## TASK PROMPT
Repeat all of the data precisely.

## DATA ENTRIES
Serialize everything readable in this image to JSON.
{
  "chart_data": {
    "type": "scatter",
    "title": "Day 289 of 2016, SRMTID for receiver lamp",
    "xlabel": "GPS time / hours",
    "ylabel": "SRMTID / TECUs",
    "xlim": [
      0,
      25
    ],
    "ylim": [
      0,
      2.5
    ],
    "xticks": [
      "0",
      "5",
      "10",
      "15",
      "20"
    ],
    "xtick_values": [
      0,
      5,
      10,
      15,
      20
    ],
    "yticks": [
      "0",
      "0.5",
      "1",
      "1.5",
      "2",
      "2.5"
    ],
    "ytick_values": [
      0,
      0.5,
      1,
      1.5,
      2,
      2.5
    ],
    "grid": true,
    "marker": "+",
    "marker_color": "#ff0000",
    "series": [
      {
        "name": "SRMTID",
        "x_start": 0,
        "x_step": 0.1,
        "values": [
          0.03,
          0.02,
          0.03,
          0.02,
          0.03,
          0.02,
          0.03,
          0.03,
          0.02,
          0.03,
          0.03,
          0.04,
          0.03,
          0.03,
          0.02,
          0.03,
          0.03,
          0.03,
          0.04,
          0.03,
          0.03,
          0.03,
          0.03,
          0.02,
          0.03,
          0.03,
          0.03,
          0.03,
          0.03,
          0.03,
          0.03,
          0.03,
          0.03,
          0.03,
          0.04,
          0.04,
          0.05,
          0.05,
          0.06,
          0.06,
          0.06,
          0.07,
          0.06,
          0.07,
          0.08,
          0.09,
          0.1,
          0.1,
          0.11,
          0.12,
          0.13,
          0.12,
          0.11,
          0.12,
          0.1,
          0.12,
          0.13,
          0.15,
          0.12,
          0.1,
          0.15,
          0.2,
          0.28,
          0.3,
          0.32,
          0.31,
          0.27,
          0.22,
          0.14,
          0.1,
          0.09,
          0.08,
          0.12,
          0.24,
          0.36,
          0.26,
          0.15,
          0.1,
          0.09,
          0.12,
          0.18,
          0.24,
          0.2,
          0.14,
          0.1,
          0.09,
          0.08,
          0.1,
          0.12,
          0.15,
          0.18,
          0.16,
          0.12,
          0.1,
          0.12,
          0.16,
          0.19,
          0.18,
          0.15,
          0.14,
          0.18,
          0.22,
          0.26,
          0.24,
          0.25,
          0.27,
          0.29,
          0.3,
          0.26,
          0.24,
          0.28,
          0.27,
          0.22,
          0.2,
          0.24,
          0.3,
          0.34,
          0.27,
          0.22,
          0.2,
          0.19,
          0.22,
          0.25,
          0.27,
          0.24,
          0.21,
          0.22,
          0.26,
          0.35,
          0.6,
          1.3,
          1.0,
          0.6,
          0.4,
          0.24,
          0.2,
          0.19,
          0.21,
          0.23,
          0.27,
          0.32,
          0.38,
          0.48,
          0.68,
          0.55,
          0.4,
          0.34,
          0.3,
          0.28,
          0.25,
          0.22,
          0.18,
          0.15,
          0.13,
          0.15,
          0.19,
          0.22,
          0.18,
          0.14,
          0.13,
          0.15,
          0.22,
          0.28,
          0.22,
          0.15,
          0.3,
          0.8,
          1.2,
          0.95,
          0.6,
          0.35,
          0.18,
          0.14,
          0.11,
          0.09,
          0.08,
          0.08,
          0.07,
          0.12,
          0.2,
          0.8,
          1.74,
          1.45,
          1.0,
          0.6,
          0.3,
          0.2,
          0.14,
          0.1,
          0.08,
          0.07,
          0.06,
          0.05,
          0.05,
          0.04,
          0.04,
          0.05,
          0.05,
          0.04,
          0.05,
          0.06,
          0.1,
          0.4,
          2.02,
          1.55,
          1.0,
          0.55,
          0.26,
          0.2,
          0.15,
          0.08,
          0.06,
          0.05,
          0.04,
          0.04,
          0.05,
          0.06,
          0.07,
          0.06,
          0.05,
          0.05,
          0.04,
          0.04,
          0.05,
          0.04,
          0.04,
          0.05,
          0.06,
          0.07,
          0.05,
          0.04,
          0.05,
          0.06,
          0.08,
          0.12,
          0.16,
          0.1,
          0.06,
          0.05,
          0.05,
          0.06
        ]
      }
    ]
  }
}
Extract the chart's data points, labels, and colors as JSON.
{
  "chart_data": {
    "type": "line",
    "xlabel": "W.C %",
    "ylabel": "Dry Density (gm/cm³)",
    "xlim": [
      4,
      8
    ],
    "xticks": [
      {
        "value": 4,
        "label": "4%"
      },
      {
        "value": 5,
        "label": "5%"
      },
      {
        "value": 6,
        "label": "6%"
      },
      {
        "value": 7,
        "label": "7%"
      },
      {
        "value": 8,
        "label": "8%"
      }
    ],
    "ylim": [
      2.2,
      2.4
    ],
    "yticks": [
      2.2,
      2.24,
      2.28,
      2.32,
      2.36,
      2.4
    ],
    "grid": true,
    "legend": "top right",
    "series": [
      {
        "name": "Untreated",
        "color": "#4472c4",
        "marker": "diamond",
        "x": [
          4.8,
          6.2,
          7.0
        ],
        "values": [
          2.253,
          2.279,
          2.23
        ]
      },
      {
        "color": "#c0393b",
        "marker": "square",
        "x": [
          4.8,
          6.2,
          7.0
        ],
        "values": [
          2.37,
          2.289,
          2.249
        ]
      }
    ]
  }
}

## ANSWER
Serialize everything readable in this image to JSON.
{
  "chart_data": {
    "type": "scatter",
    "title": "Day 289 of 2016, SRMTID for receiver lamp",
    "xlabel": "GPS time / hours",
    "ylabel": "SRMTID / TECUs",
    "xlim": [
      0,
      25
    ],
    "ylim": [
      0,
      2.5
    ],
    "xticks": [
      "0",
      "5",
      "10",
      "15",
      "20"
    ],
    "xtick_values": [
      0,
      5,
      10,
      15,
      20
    ],
    "yticks": [
      "0",
      "0.5",
      "1",
      "1.5",
      "2",
      "2.5"
    ],
    "ytick_values": [
      0,
      0.5,
      1,
      1.5,
      2,
      2.5
    ],
    "grid": true,
    "marker": "+",
    "marker_color": "#ff0000",
    "series": [
      {
        "name": "SRMTID",
        "x_start": 0,
        "x_step": 0.1,
        "values": [
          0.03,
          0.02,
          0.03,
          0.02,
          0.03,
          0.02,
          0.03,
          0.03,
          0.02,
          0.03,
          0.03,
          0.04,
          0.03,
          0.03,
          0.02,
          0.03,
          0.03,
          0.03,
          0.04,
          0.03,
          0.03,
          0.03,
          0.03,
          0.02,
          0.03,
          0.03,
          0.03,
          0.03,
          0.03,
          0.03,
          0.03,
          0.03,
          0.03,
          0.03,
          0.04,
          0.04,
          0.05,
          0.05,
          0.06,
          0.06,
          0.06,
          0.07,
          0.06,
          0.07,
          0.08,
          0.09,
          0.1,
          0.1,
          0.11,
          0.12,
          0.13,
          0.12,
          0.11,
          0.12,
          0.1,
          0.12,
          0.13,
          0.15,
          0.12,
          0.1,
          0.15,
          0.2,
          0.28,
          0.3,
          0.32,
          0.31,
          0.27,
          0.22,
          0.14,
          0.1,
          0.09,
          0.08,
          0.12,
          0.24,
          0.36,
          0.26,
          0.15,
          0.1,
          0.09,
          0.12,
          0.18,
          0.24,
          0.2,
          0.14,
          0.1,
          0.09,
          0.08,
          0.1,
          0.12,
          0.15,
          0.18,
          0.16,
          0.12,
          0.1,
          0.12,
          0.16,
          0.19,
          0.18,
          0.15,
          0.14,
          0.18,
          0.22,
          0.26,
          0.24,
          0.25,
          0.27,
          0.29,
          0.3,
          0.26,
          0.24,
          0.28,
          0.27,
          0.22,
          0.2,
          0.24,
          0.3,
          0.34,
          0.27,
          0.22,
          0.2,
          0.19,
          0.22,
          0.25,
          0.27,
          0.24,
          0.21,
          0.22,
          0.26,
          0.35,
          0.6,
          1.3,
          1.0,
          0.6,
          0.4,
          0.24,
          0.2,
          0.19,
          0.21,
          0.23,
          0.27,
          0.32,
          0.38,
          0.48,
          0.68,
          0.55,
          0.4,
          0.34,
          0.3,
          0.28,
          0.25,
          0.22,
          0.18,
          0.15,
          0.13,
          0.15,
          0.19,
          0.22,
          0.18,
          0.14,
          0.13,
          0.15,
          0.22,
          0.28,
          0.22,
          0.15,
          0.3,
          0.8,
          1.2,
          0.95,
          0.6,
          0.35,
          0.18,
          0.14,
          0.11,
          0.09,
          0.08,
          0.08,
          0.07,
          0.12,
          0.2,
          0.8,
          1.74,
          1.45,
          1.0,
          0.6,
          0.3,
          0.2,
          0.14,
          0.1,
          0.08,
          0.07,
          0.06,
          0.05,
          0.05,
          0.04,
          0.04,
          0.05,
          0.05,
          0.04,
          0.05,
          0.06,
          0.1,
          0.4,
          2.02,
          1.55,
          1.0,
          0.55,
          0.26,
          0.2,
          0.15,
          0.08,
          0.06,
          0.05,
          0.04,
          0.04,
          0.05,
          0.06,
          0.07,
          0.06,
          0.05,
          0.05,
          0.04,
          0.04,
          0.05,
          0.04,
          0.04,
          0.05,
          0.06,
          0.07,
          0.05,
          0.04,
          0.05,
          0.06,
          0.08,
          0.12,
          0.16,
          0.1,
          0.06,
          0.05,
          0.05,
          0.06
        ]
      }
    ]
  }
}
Extract the chart's data points, labels, and colors as JSON.
{
  "chart_data": {
    "type": "line",
    "xlabel": "W.C %",
    "ylabel": "Dry Density (gm/cm³)",
    "xlim": [
      4,
      8
    ],
    "xticks": [
      {
        "value": 4,
        "label": "4%"
      },
      {
        "value": 5,
        "label": "5%"
      },
      {
        "value": 6,
        "label": "6%"
      },
      {
        "value": 7,
        "label": "7%"
      },
      {
        "value": 8,
        "label": "8%"
      }
    ],
    "ylim": [
      2.2,
      2.4
    ],
    "yticks": [
      2.2,
      2.24,
      2.28,
      2.32,
      2.36,
      2.4
    ],
    "grid": true,
    "legend": "top right",
    "series": [
      {
        "name": "Untreated",
        "color": "#4472c4",
        "marker": "diamond",
        "x": [
          4.8,
          6.2,
          7.0
        ],
        "values": [
          2.253,
          2.279,
          2.23
        ]
      },
      {
        "color": "#c0393b",
        "marker": "square",
        "x": [
          4.8,
          6.2,
          7.0
        ],
        "values": [
          2.37,
          2.289,
          2.249
        ]
      }
    ]
  }
}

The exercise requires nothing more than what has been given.